-- BEGIN Available records --
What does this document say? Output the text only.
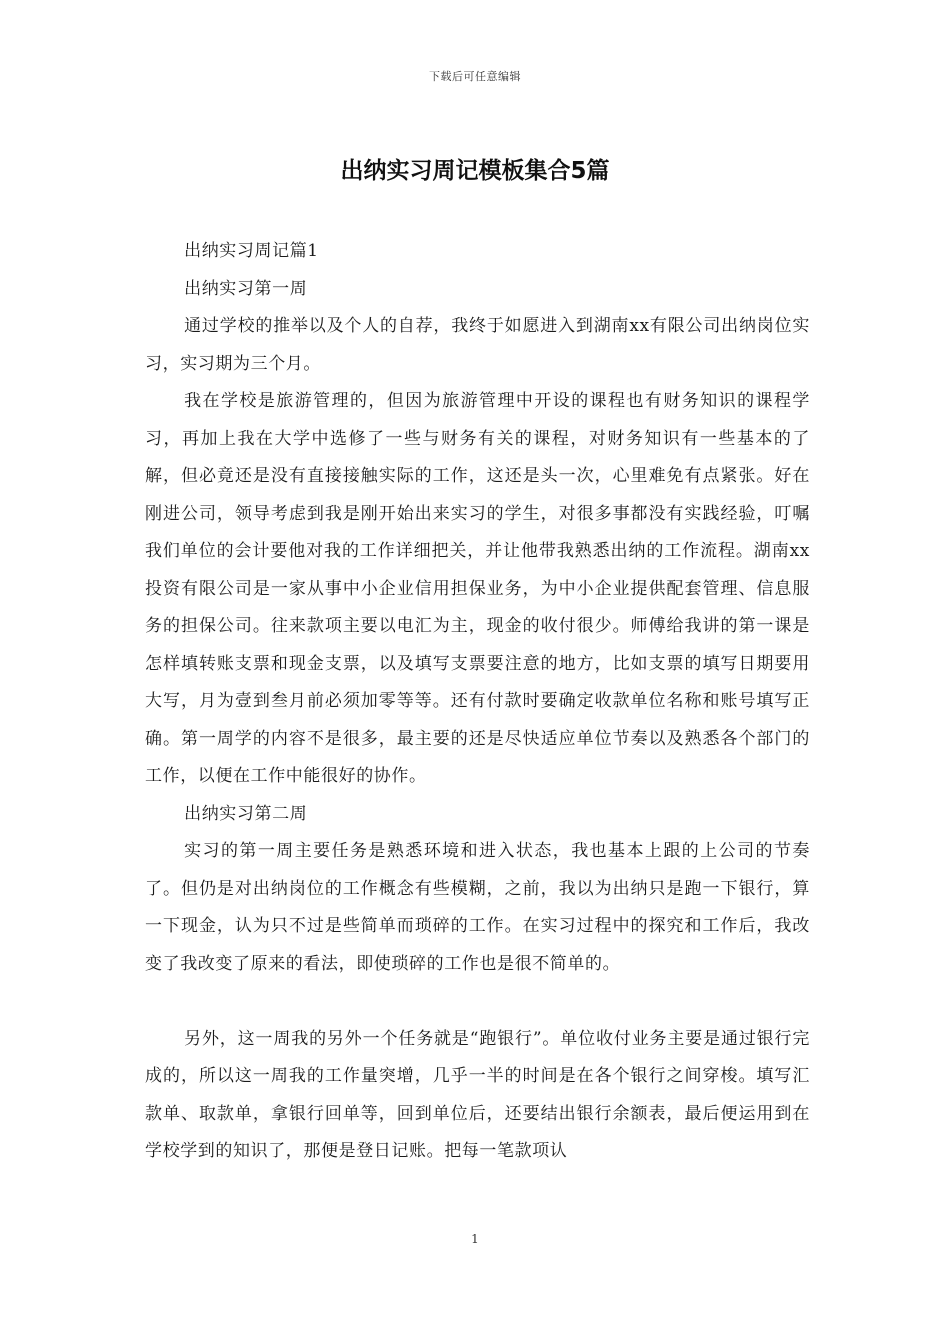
下载后可任意编辑
出纳实习周记模板集合5篇

出纳实习周记篇1

出纳实习第一周

通过学校的推举以及个人的自荐，我终于如愿进入到湖南xx有限公司出纳岗位实习，实习期为三个月。

我在学校是旅游管理的，但因为旅游管理中开设的课程也有财务知识的课程学习，再加上我在大学中选修了一些与财务有关的课程，对财务知识有一些基本的了解，但必竟还是没有直接接触实际的工作，这还是头一次，心里难免有点紧张。好在刚进公司，领导考虑到我是刚开始出来实习的学生，对很多事都没有实践经验，叮嘱我们单位的会计要他对我的工作详细把关，并让他带我熟悉出纳的工作流程。湖南xx投资有限公司是一家从事中小企业信用担保业务，为中小企业提供配套管理、信息服务的担保公司。往来款项主要以电汇为主，现金的收付很少。师傅给我讲的第一课是怎样填转账支票和现金支票，以及填写支票要注意的地方，比如支票的填写日期要用大写，月为壹到叁月前必须加零等等。还有付款时要确定收款单位名称和账号填写正确。第一周学的内容不是很多，最主要的还是尽快适应单位节奏以及熟悉各个部门的工作，以便在工作中能很好的协作。

出纳实习第二周

实习的第一周主要任务是熟悉环境和进入状态，我也基本上跟的上公司的节奏了。但仍是对出纳岗位的工作概念有些模糊，之前，我以为出纳只是跑一下银行，算一下现金，认为只不过是些简单而琐碎的工作。在实习过程中的探究和工作后，我改变了我改变了原来的看法，即使琐碎的工作也是很不简单的。

另外，这一周我的另外一个任务就是“跑银行”。单位收付业务主要是通过银行完成的，所以这一周我的工作量突增，几乎一半的时间是在各个银行之间穿梭。填写汇款单、取款单，拿银行回单等，回到单位后，还要结出银行余额表，最后便运用到在学校学到的知识了，那便是登日记账。把每一笔款项认

1
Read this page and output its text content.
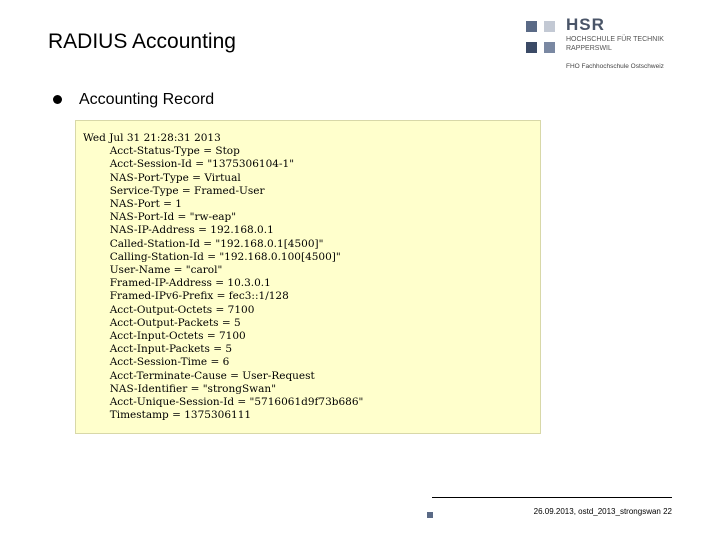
RADIUS Accounting
HSR
HOCHSCHULE FÜR TECHNIK
RAPPERSWIL
FHO Fachhochschule Ostschweiz
Accounting Record
Wed Jul 31 21:28:31 2013
Acct-Status-Type = Stop
Acct-Session-Id = "1375306104-1"
NAS-Port-Type = Virtual
Service-Type = Framed-User
NAS-Port = 1
NAS-Port-Id = "rw-eap"
NAS-IP-Address = 192.168.0.1
Called-Station-Id = "192.168.0.1[4500]"
Calling-Station-Id = "192.168.0.100[4500]"
User-Name = "carol"
Framed-IP-Address = 10.3.0.1
Framed-IPv6-Prefix = fec3::1/128
Acct-Output-Octets = 7100
Acct-Output-Packets = 5
Acct-Input-Octets = 7100
Acct-Input-Packets = 5
Acct-Session-Time = 6
Acct-Terminate-Cause = User-Request
NAS-Identifier = "strongSwan"
Acct-Unique-Session-Id = "5716061d9f73b686"
Timestamp = 1375306111
26.09.2013, ostd_2013_strongswan 22
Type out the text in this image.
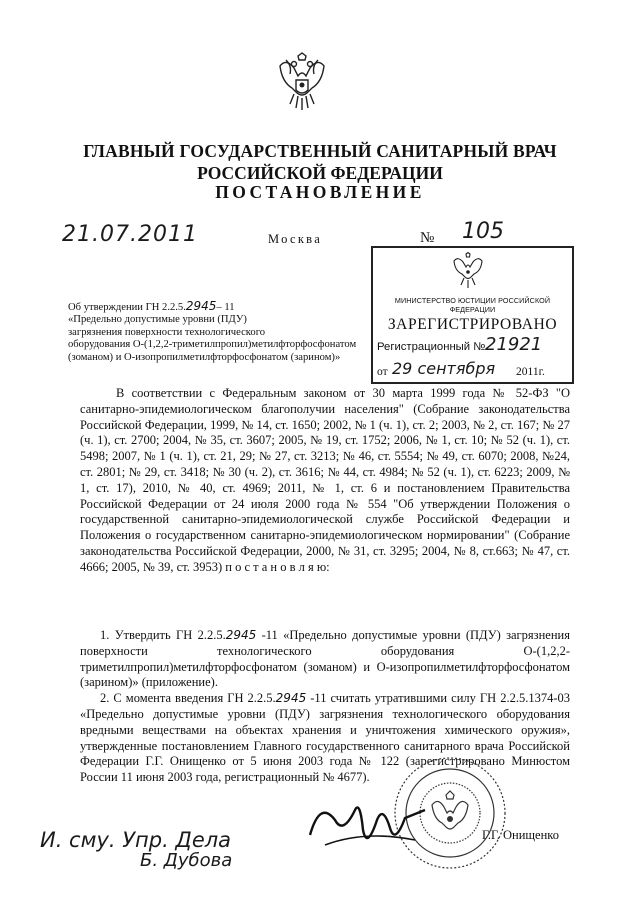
ГЛАВНЫЙ ГОСУДАРСТВЕННЫЙ САНИТАРНЫЙ ВРАЧ
РОССИЙСКОЙ ФЕДЕРАЦИИ
ПОСТАНОВЛЕНИЕ
21.07.2011	Москва	№ 105
МИНИСТЕРСТВО ЮСТИЦИИ РОССИЙСКОЙ ФЕДЕРАЦИИ
ЗАРЕГИСТРИРОВАНО
Регистрационный № 21921
от 29 сентября 2011г.
Об утверждении ГН 2.2.5.2945– 11
«Предельно допустимые уровни (ПДУ)
загрязнения поверхности технологического
оборудования О-(1,2,2-триметилпропил)метилфторфосфонатом
(зоманом) и О-изопропилметилфторфосфонатом (зарином)»

В соответствии с Федеральным законом от 30 марта 1999 года № 52-ФЗ "О санитарно-эпидемиологическом благополучии населения" (Собрание законодательства Российской Федерации, 1999, № 14, ст. 1650; 2002, № 1 (ч. 1), ст. 2; 2003, № 2, ст. 167; № 27 (ч. 1), ст. 2700; 2004, № 35, ст. 3607; 2005, № 19, ст. 1752; 2006, № 1, ст. 10; № 52 (ч. 1), ст. 5498; 2007, № 1 (ч. 1), ст. 21, 29; № 27, ст. 3213; № 46, ст. 5554; № 49, ст. 6070; 2008, №24, ст. 2801; № 29, ст. 3418; № 30 (ч. 2), ст. 3616; № 44, ст. 4984; № 52 (ч. 1), ст. 6223; 2009, № 1, ст. 17), 2010, № 40, ст. 4969; 2011, № 1, ст. 6 и постановлением Правительства Российской Федерации от 24 июля 2000 года № 554 "Об утверждении Положения о государственной санитарно-эпидемиологической службе Российской Федерации и Положения о государственном санитарно-эпидемиологическом нормировании" (Собрание законодательства Российской Федерации, 2000, № 31, ст. 3295; 2004, № 8, ст.663; № 47, ст. 4666; 2005, № 39, ст. 3953) п о с т а н о в л я ю:

1. Утвердить ГН 2.2.5.2945 -11 «Предельно допустимые уровни (ПДУ) загрязнения поверхности технологического оборудования О-(1,2,2-триметилпропил)метилфторфосфонатом (зоманом) и О-изопропилметилфторфосфонатом (зарином)» (приложение).

2. С момента введения ГН 2.2.5.2945 -11 считать утратившими силу ГН 2.2.5.1374-03 «Предельно допустимые уровни (ПДУ) загрязнения технологического оборудования вредными веществами на объектах хранения и уничтожения химического оружия», утвержденные постановлением Главного государственного санитарного врача Российской Федерации Г.Г. Онищенко от 5 июня 2003 года № 122 (зарегистрировано Минюстом России 11 июня 2003 года, регистрационный № 4677).

Г.Г. Онищенко
И. сму. Упр. Дела
Б. Дубова
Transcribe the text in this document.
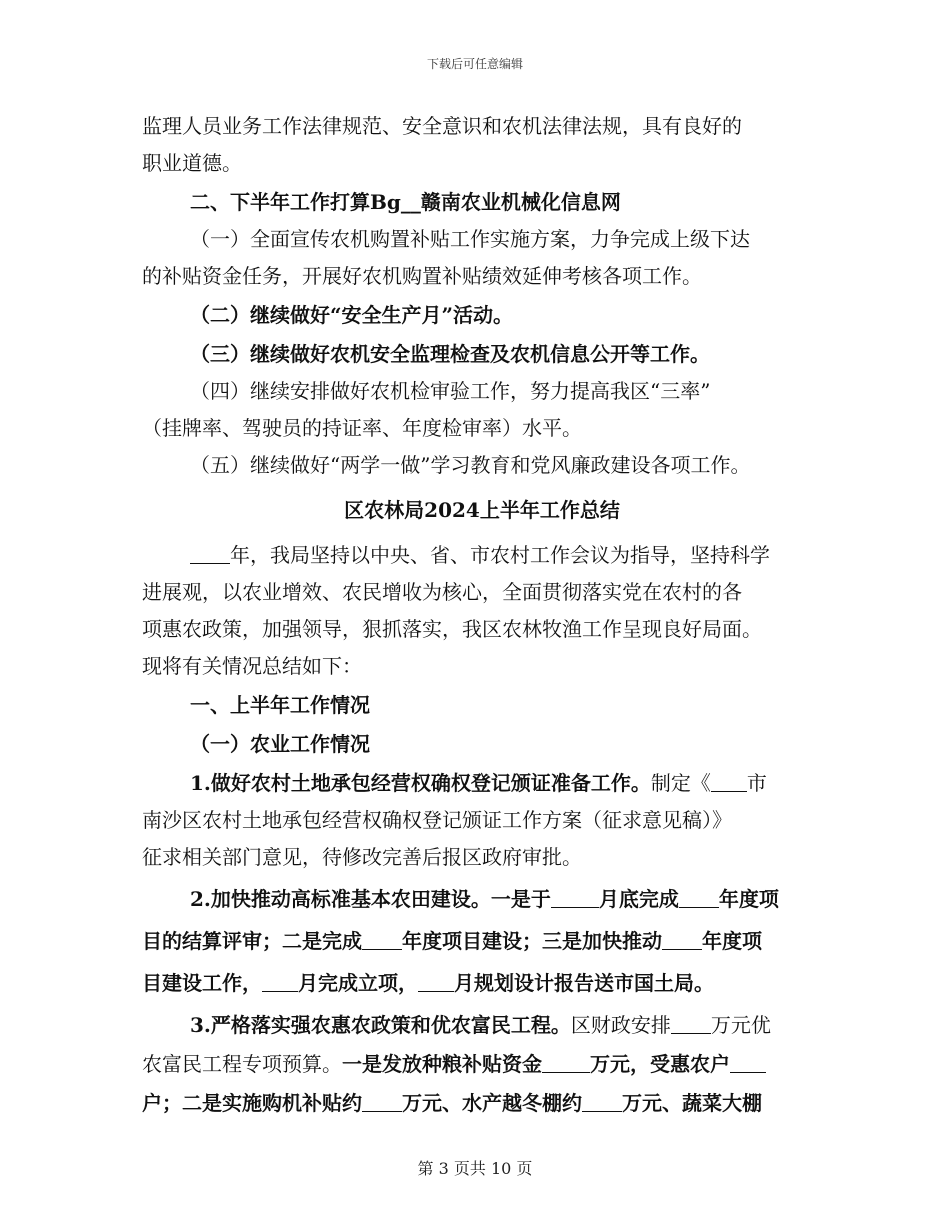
下载后可任意编辑

监理人员业务工作法律规范、安全意识和农机法律法规，具有良好的

职业道德。

二、下半年工作打算Bg__赣南农业机械化信息网

（一）全面宣传农机购置补贴工作实施方案，力争完成上级下达

的补贴资金任务，开展好农机购置补贴绩效延伸考核各项工作。

（二）继续做好“安全生产月”活动。

（三）继续做好农机安全监理检查及农机信息公开等工作。

（四）继续安排做好农机检审验工作，努力提高我区“三率”

（挂牌率、驾驶员的持证率、年度检审率）水平。

（五）继续做好“两学一做”学习教育和党风廉政建设各项工作。

区农林局2024上半年工作总结

年，我局坚持以中央、省、市农村工作会议为指导，坚持科学

进展观，以农业增效、农民增收为核心，全面贯彻落实党在农村的各

项惠农政策，加强领导，狠抓落实，我区农林牧渔工作呈现良好局面。

现将有关情况总结如下：

一、上半年工作情况

（一）农业工作情况

1.做好农村土地承包经营权确权登记颁证准备工作。制定《 市

南沙区农村土地承包经营权确权登记颁证工作方案（征求意见稿）》

征求相关部门意见，待修改完善后报区政府审批。

2.加快推动高标准基本农田建设。一是于 月底完成 年度项

目的结算评审；二是完成 年度项目建设；三是加快推动 年度项

目建设工作， 月完成立项， 月规划设计报告送市国土局。

3.严格落实强农惠农政策和优农富民工程。区财政安排 万元优

农富民工程专项预算。一是发放种粮补贴资金 万元，受惠农户

户；二是实施购机补贴约 万元、水产越冬棚约 万元、蔬菜大棚

第 3 页共 10 页
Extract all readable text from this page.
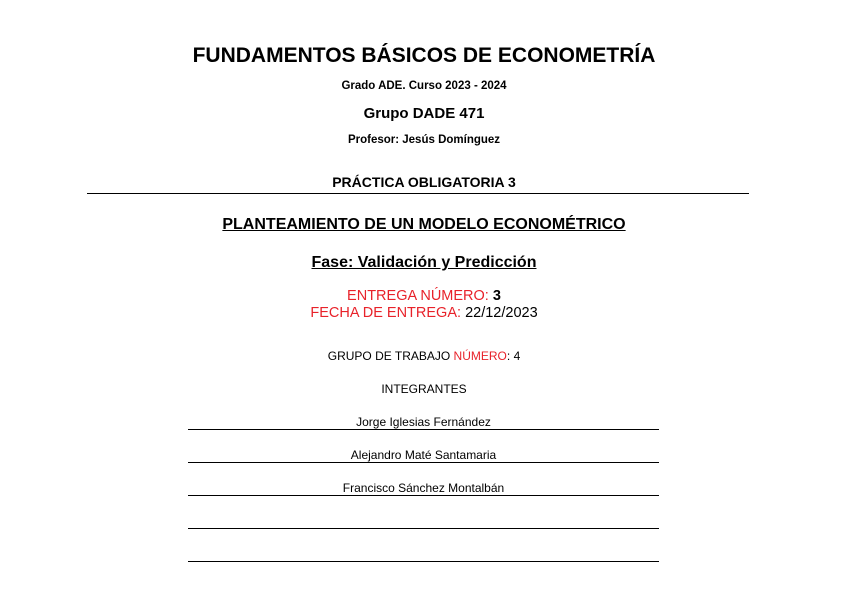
FUNDAMENTOS BÁSICOS DE ECONOMETRÍA
Grado ADE. Curso 2023 - 2024
Grupo DADE 471
Profesor: Jesús Domínguez
PRÁCTICA OBLIGATORIA 3
PLANTEAMIENTO DE UN MODELO ECONOMÉTRICO
Fase: Validación y Predicción
ENTREGA NÚMERO: 3
FECHA DE ENTREGA: 22/12/2023
GRUPO DE TRABAJO NÚMERO: 4
INTEGRANTES
Jorge Iglesias Fernández
Alejandro Maté Santamaria
Francisco Sánchez Montalbán
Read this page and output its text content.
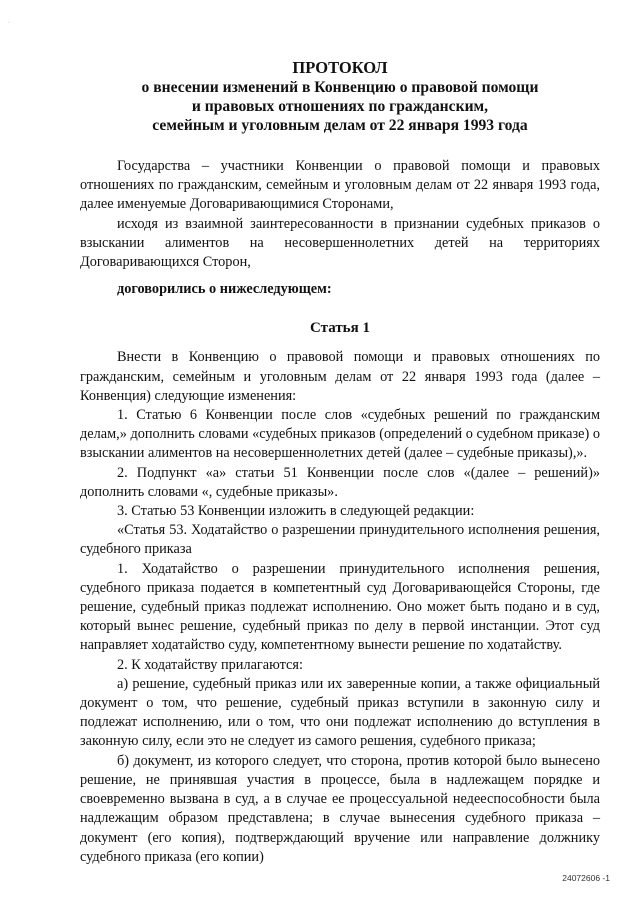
·
ПРОТОКОЛ
о внесении изменений в Конвенцию о правовой помощи
и правовых отношениях по гражданским,
семейным и уголовным делам от 22 января 1993 года

Государства – участники Конвенции о правовой помощи и правовых отношениях по гражданским, семейным и уголовным делам от 22 января 1993 года, далее именуемые Договаривающимися Сторонами,

исходя из взаимной заинтересованности в признании судебных приказов о взыскании алиментов на несовершеннолетних детей на территориях Договаривающихся Сторон,

договорились о нижеследующем:

Статья 1

Внести в Конвенцию о правовой помощи и правовых отношениях по гражданским, семейным и уголовным делам от 22 января 1993 года (далее – Конвенция) следующие изменения:

1. Статью 6 Конвенции после слов «судебных решений по гражданским делам,» дополнить словами «судебных приказов (определений о судебном приказе) о взыскании алиментов на несовершеннолетних детей (далее – судебные приказы),».

2. Подпункт «а» статьи 51 Конвенции после слов «(далее – решений)» дополнить словами «, судебные приказы».

3. Статью 53 Конвенции изложить в следующей редакции:

«Статья 53. Ходатайство о разрешении принудительного исполнения решения, судебного приказа

1. Ходатайство о разрешении принудительного исполнения решения, судебного приказа подается в компетентный суд Договаривающейся Стороны, где решение, судебный приказ подлежат исполнению. Оно может быть подано и в суд, который вынес решение, судебный приказ по делу в первой инстанции. Этот суд направляет ходатайство суду, компетентному вынести решение по ходатайству.

2. К ходатайству прилагаются:

а) решение, судебный приказ или их заверенные копии, а также официальный документ о том, что решение, судебный приказ вступили в законную силу и подлежат исполнению, или о том, что они подлежат исполнению до вступления в законную силу, если это не следует из самого решения, судебного приказа;

б) документ, из которого следует, что сторона, против которой было вынесено решение, не принявшая участия в процессе, была в надлежащем порядке и своевременно вызвана в суд, а в случае ее процессуальной недееспособности была надлежащим образом представлена; в случае вынесения судебного приказа – документ (его копия), подтверждающий вручение или направление должнику судебного приказа (его копии)

24072606 -1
-- END Available records --
* _What the exercise asks_: Show every line of the records above that contains the word "Ходатайство".

* _Answer_:
«Статья 53. Ходатайство о разрешении принудительного исполнения решения, судебного приказа
1. Ходатайство о разрешении принудительного исполнения решения, судебного приказа подается в компетентный суд Договаривающейся Стороны, где решение, судебный приказ подлежат исполнению. Оно может быть подано и в суд, который вынес решение, судебный приказ по делу в первой инстанции. Этот суд направляет ходатайство суду, компетентному вынести решение по ходатайству.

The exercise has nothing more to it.